_Your goal_. Print exactly the lines from the one containing "Read out every word on this page." through the last line of the records below, both included, and nothing else; omit any pictures.

_Task input_.
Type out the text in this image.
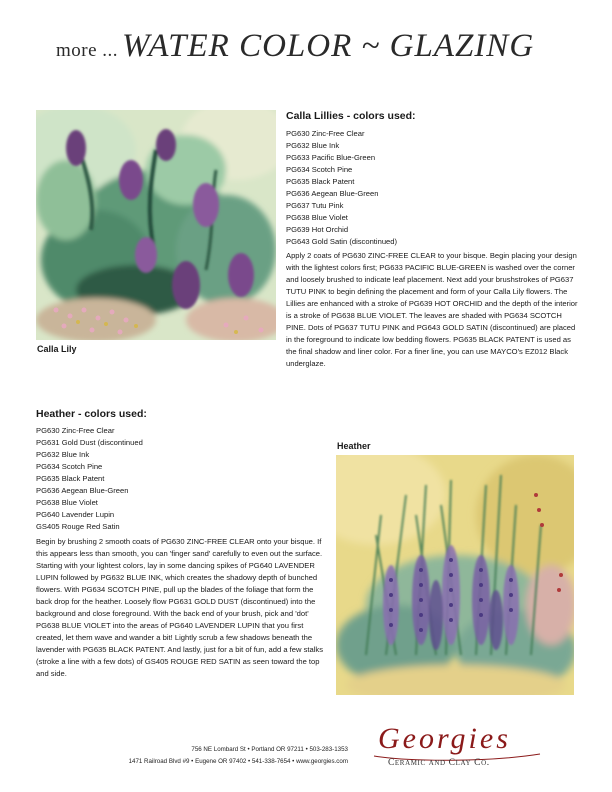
more ... WATER COLOR ~ GLAZING
Calla Lily
Calla Lillies - colors used:
PG630 Zinc-Free Clear
PG632 Blue Ink
PG633 Pacific Blue-Green
PG634 Scotch Pine
PG635 Black Patent
PG636 Aegean Blue-Green
PG637 Tutu Pink
PG638 Blue Violet
PG639 Hot Orchid
PG643 Gold Satin (discontinued)

Apply 2 coats of PG630 ZINC-FREE CLEAR to your bisque. Begin placing your design with the lightest colors first; PG633 PACIFIC BLUE-GREEN is washed over the corner and loosely brushed to indicate leaf placement. Next add your brushstrokes of PG637 TUTU PINK to begin defining the placement and form of your Calla Lily flowers. The Lillies are enhanced with a stroke of PG639 HOT ORCHID and the depth of the interior is a stroke of PG638 BLUE VIOLET. The leaves are shaded with PG634 SCOTCH PINE. Dots of PG637 TUTU PINK and PG643 GOLD SATIN (discontinued) are placed in the foreground to indicate low bedding flowers. PG635 BLACK PATENT is used as the final shadow and liner color. For a finer line, you can use MAYCO's EZ012 Black underglaze.

Heather - colors used:
PG630 Zinc-Free Clear
PG631 Gold Dust (discontinued
PG632 Blue Ink
PG634 Scotch Pine
PG635 Black Patent
PG636 Aegean Blue-Green
PG638 Blue Violet
PG640 Lavender Lupin
GS405 Rouge Red Satin

Begin by brushing 2 smooth coats of PG630 ZINC-FREE CLEAR onto your bisque. If this appears less than smooth, you can 'finger sand' carefully to even out the surface. Starting with your lightest colors, lay in some dancing spikes of PG640 LAVENDER LUPIN followed by PG632 BLUE INK, which creates the shadowy depth of bunched flowers. With PG634 SCOTCH PINE, pull up the blades of the foliage that form the back drop for the heather. Loosely flow PG631 GOLD DUST (discontinued) into the background and close foreground. With the back end of your brush, pick and 'dot' PG638 BLUE VIOLET into the areas of PG640 LAVENDER LUPIN that you first created, let them wave and wander a bit! Lightly scrub a few shadows beneath the lavender with PG635 BLACK PATENT. And lastly, just for a bit of fun, add a few stalks (stroke a line with a few dots) of GS405 ROUGE RED SATIN as seen toward the top and side.

Heather
756 NE Lombard St • Portland OR 97211 • 503-283-1353
1471 Railroad Blvd #9 • Eugene OR 97402 • 541-338-7654 • www.georgies.com
Georgies
Ceramic and Clay Co.
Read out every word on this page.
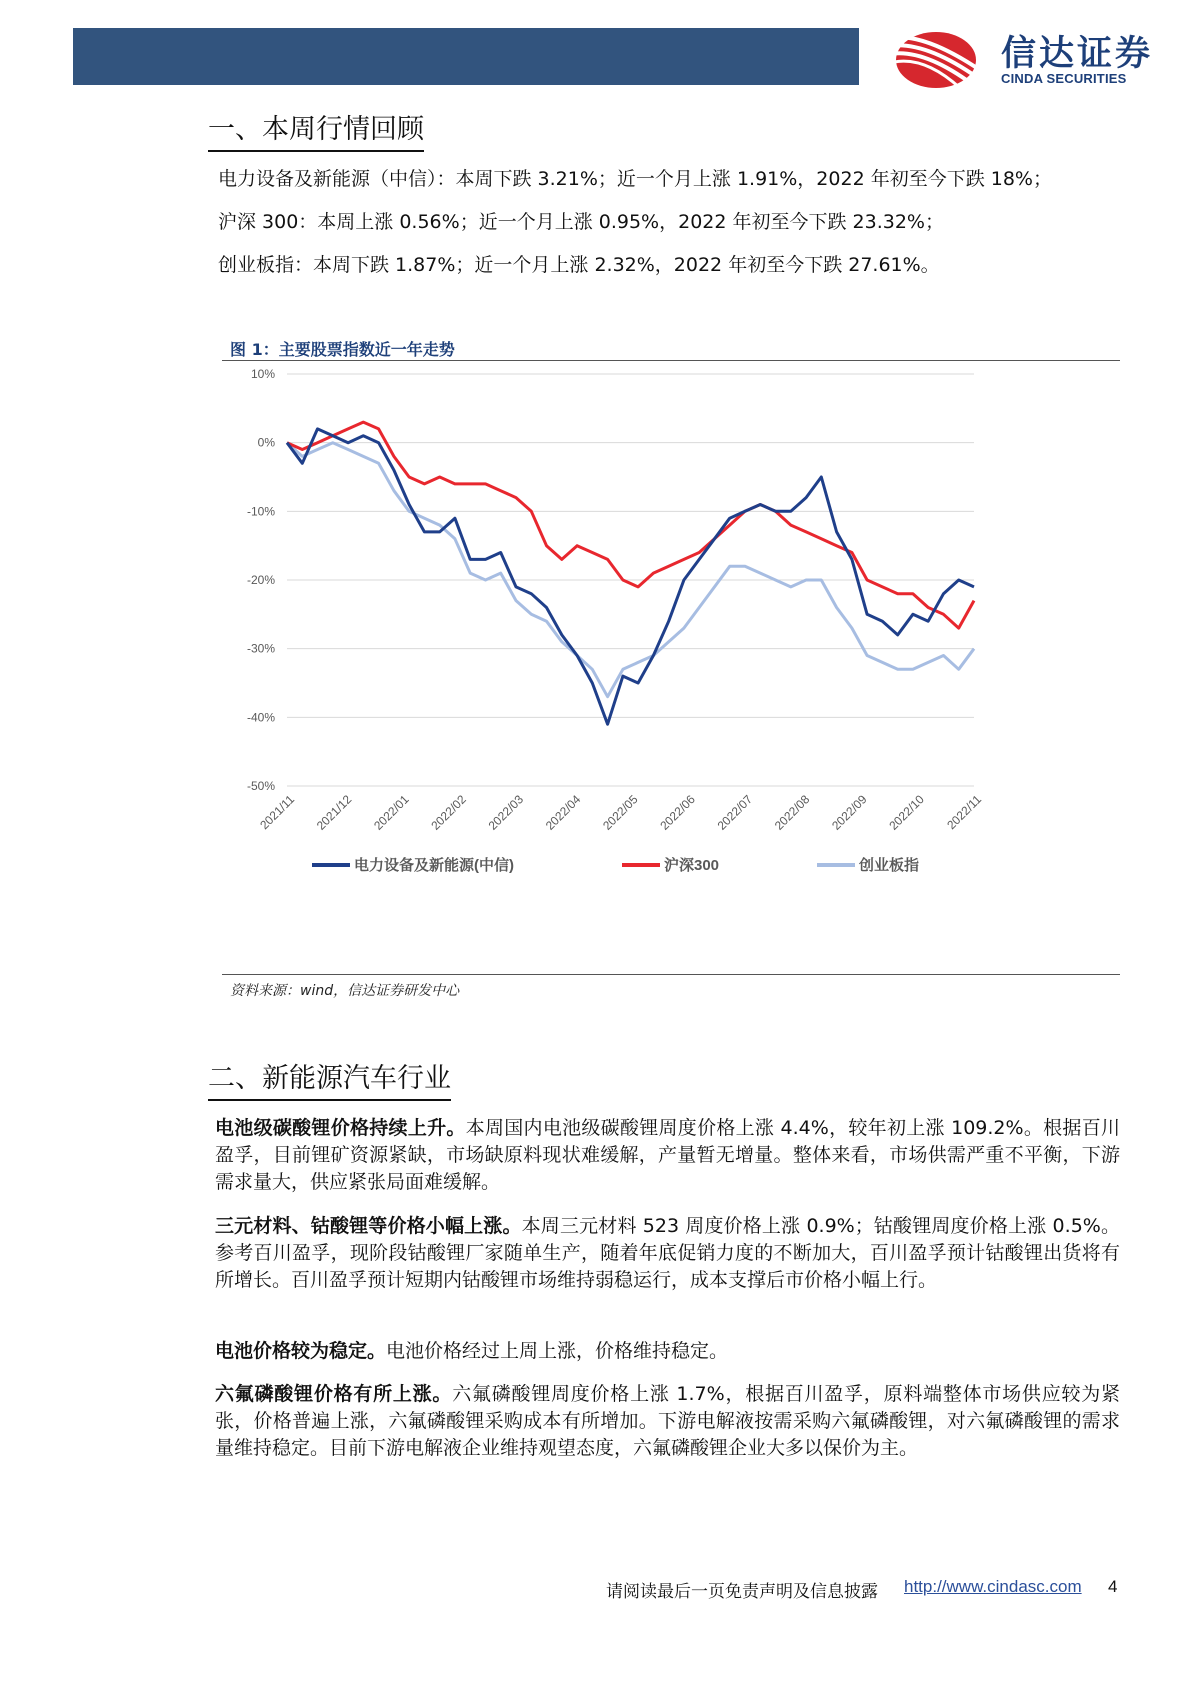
信达证券
CINDA SECURITIES
一、本周行情回顾
电力设备及新能源（中信）：本周下跌 3.21%；近一个月上涨 1.91%，2022 年初至今下跌 18%；
沪深 300：本周上涨 0.56%；近一个月上涨 0.95%，2022 年初至今下跌 23.32%；
创业板指：本周下跌 1.87%；近一个月上涨 2.32%，2022 年初至今下跌 27.61%。
图 1：主要股票指数近一年走势
10%
0%
-10%
-20%
-30%
-40%
-50%
2021/11 2021/12 2022/01 2022/02 2022/03 2022/04 2022/05 2022/06 2022/07 2022/08 2022/09 2022/10 2022/11
电力设备及新能源(中信)	沪深300	创业板指
资料来源：wind，信达证券研发中心
二、新能源汽车行业
电池级碳酸锂价格持续上升。本周国内电池级碳酸锂周度价格上涨 4.4%，较年初上涨 109.2%。根据百川盈孚，目前锂矿资源紧缺，市场缺原料现状难缓解，产量暂无增量。整体来看，市场供需严重不平衡，下游需求量大，供应紧张局面难缓解。
三元材料、钴酸锂等价格小幅上涨。本周三元材料 523 周度价格上涨 0.9%；钴酸锂周度价格上涨 0.5%。参考百川盈孚，现阶段钴酸锂厂家随单生产，随着年底促销力度的不断加大，百川盈孚预计钴酸锂出货将有所增长。百川盈孚预计短期内钴酸锂市场维持弱稳运行，成本支撑后市价格小幅上行。
电池价格较为稳定。电池价格经过上周上涨，价格维持稳定。
六氟磷酸锂价格有所上涨。六氟磷酸锂周度价格上涨 1.7%，根据百川盈孚，原料端整体市场供应较为紧张，价格普遍上涨，六氟磷酸锂采购成本有所增加。下游电解液按需采购六氟磷酸锂，对六氟磷酸锂的需求量维持稳定。目前下游电解液企业维持观望态度，六氟磷酸锂企业大多以保价为主。
请阅读最后一页免责声明及信息披露 http://www.cindasc.com 4
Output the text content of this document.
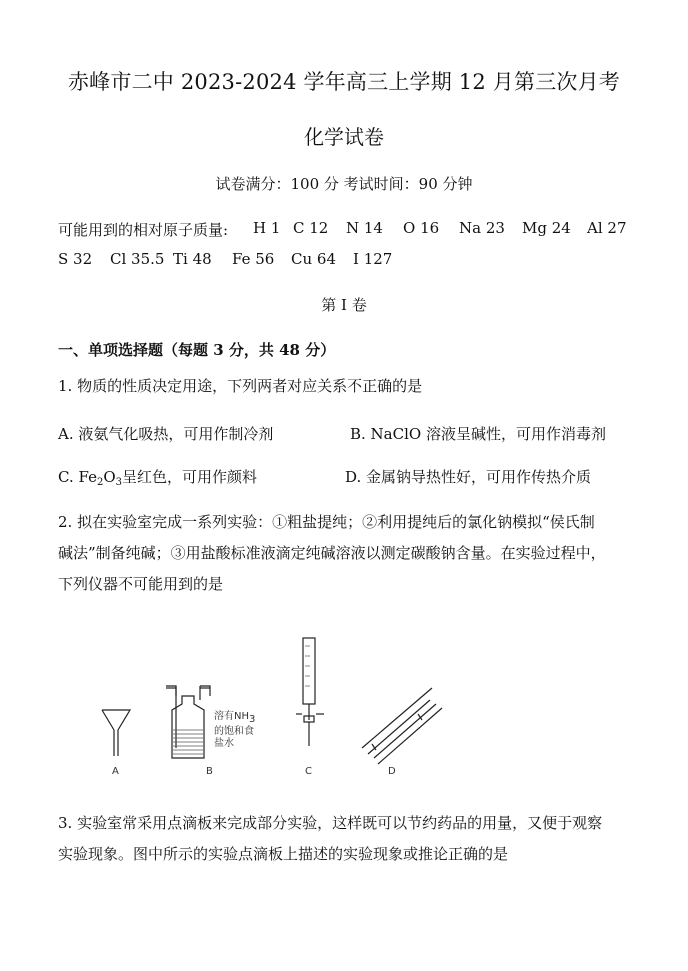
赤峰市二中 2023-2024 学年高三上学期 12 月第三次月考
化学试卷
试卷满分：100 分 考试时间：90 分钟
可能用到的相对原子质量: H 1 C 12 N 14 O 16 Na 23 Mg 24 Al 27
S 32 Cl 35.5 Ti 48 Fe 56 Cu 64 I 127
第 I 卷
一、单项选择题（每题 3 分，共 48 分）
1. 物质的性质决定用途，下列两者对应关系不正确的是
A. 液氨气化吸热，可用作制冷剂	B. NaClO 溶液呈碱性，可用作消毒剂
C. $Fe_2O_3$呈红色，可用作颜料	D. 金属钠导热性好，可用作传热介质
2. 拟在实验室完成一系列实验：①粗盐提纯；②利用提纯后的氯化钠模拟“侯氏制
碱法”制备纯碱；③用盐酸标准液滴定纯碱溶液以测定碳酸钠含量。在实验过程中，
下列仪器不可能用到的是
A	B	C	D
溶有$NH_3$
的饱和食
盐水
3. 实验室常采用点滴板来完成部分实验，这样既可以节约药品的用量，又便于观察
实验现象。图中所示的实验点滴板上描述的实验现象或推论正确的是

_Problem solution_.
Read out every word on this page.
信达证券
CINDA SECURITIES
一、本周行情回顾
电力设备及新能源（中信）：本周下跌 3.21%；近一个月上涨 1.91%，2022 年初至今下跌 18%；
沪深 300：本周上涨 0.56%；近一个月上涨 0.95%，2022 年初至今下跌 23.32%；
创业板指：本周下跌 1.87%；近一个月上涨 2.32%，2022 年初至今下跌 27.61%。
图 1：主要股票指数近一年走势
10%
0%
-10%
-20%
-30%
-40%
-50%
2021/11 2021/12 2022/01 2022/02 2022/03 2022/04 2022/05 2022/06 2022/07 2022/08 2022/09 2022/10 2022/11
电力设备及新能源(中信)	沪深300	创业板指
资料来源：wind，信达证券研发中心
二、新能源汽车行业
电池级碳酸锂价格持续上升。本周国内电池级碳酸锂周度价格上涨 4.4%，较年初上涨 109.2%。根据百川盈孚，目前锂矿资源紧缺，市场缺原料现状难缓解，产量暂无增量。整体来看，市场供需严重不平衡，下游需求量大，供应紧张局面难缓解。
三元材料、钴酸锂等价格小幅上涨。本周三元材料 523 周度价格上涨 0.9%；钴酸锂周度价格上涨 0.5%。参考百川盈孚，现阶段钴酸锂厂家随单生产，随着年底促销力度的不断加大，百川盈孚预计钴酸锂出货将有所增长。百川盈孚预计短期内钴酸锂市场维持弱稳运行，成本支撑后市价格小幅上行。
电池价格较为稳定。电池价格经过上周上涨，价格维持稳定。
六氟磷酸锂价格有所上涨。六氟磷酸锂周度价格上涨 1.7%，根据百川盈孚，原料端整体市场供应较为紧张，价格普遍上涨，六氟磷酸锂采购成本有所增加。下游电解液按需采购六氟磷酸锂，对六氟磷酸锂的需求量维持稳定。目前下游电解液企业维持观望态度，六氟磷酸锂企业大多以保价为主。
请阅读最后一页免责声明及信息披露 http://www.cindasc.com 4
Output the text content of this document.
赤峰市二中 2023-2024 学年高三上学期 12 月第三次月考
化学试卷
试卷满分：100 分 考试时间：90 分钟
可能用到的相对原子质量: H 1 C 12 N 14 O 16 Na 23 Mg 24 Al 27
S 32 Cl 35.5 Ti 48 Fe 56 Cu 64 I 127
第 I 卷
一、单项选择题（每题 3 分，共 48 分）
1. 物质的性质决定用途，下列两者对应关系不正确的是
A. 液氨气化吸热，可用作制冷剂	B. NaClO 溶液呈碱性，可用作消毒剂
C. $Fe_2O_3$呈红色，可用作颜料	D. 金属钠导热性好，可用作传热介质
2. 拟在实验室完成一系列实验：①粗盐提纯；②利用提纯后的氯化钠模拟“侯氏制
碱法”制备纯碱；③用盐酸标准液滴定纯碱溶液以测定碳酸钠含量。在实验过程中，
下列仪器不可能用到的是
A	B	C	D
溶有$NH_3$
的饱和食
盐水
3. 实验室常采用点滴板来完成部分实验，这样既可以节约药品的用量，又便于观察
实验现象。图中所示的实验点滴板上描述的实验现象或推论正确的是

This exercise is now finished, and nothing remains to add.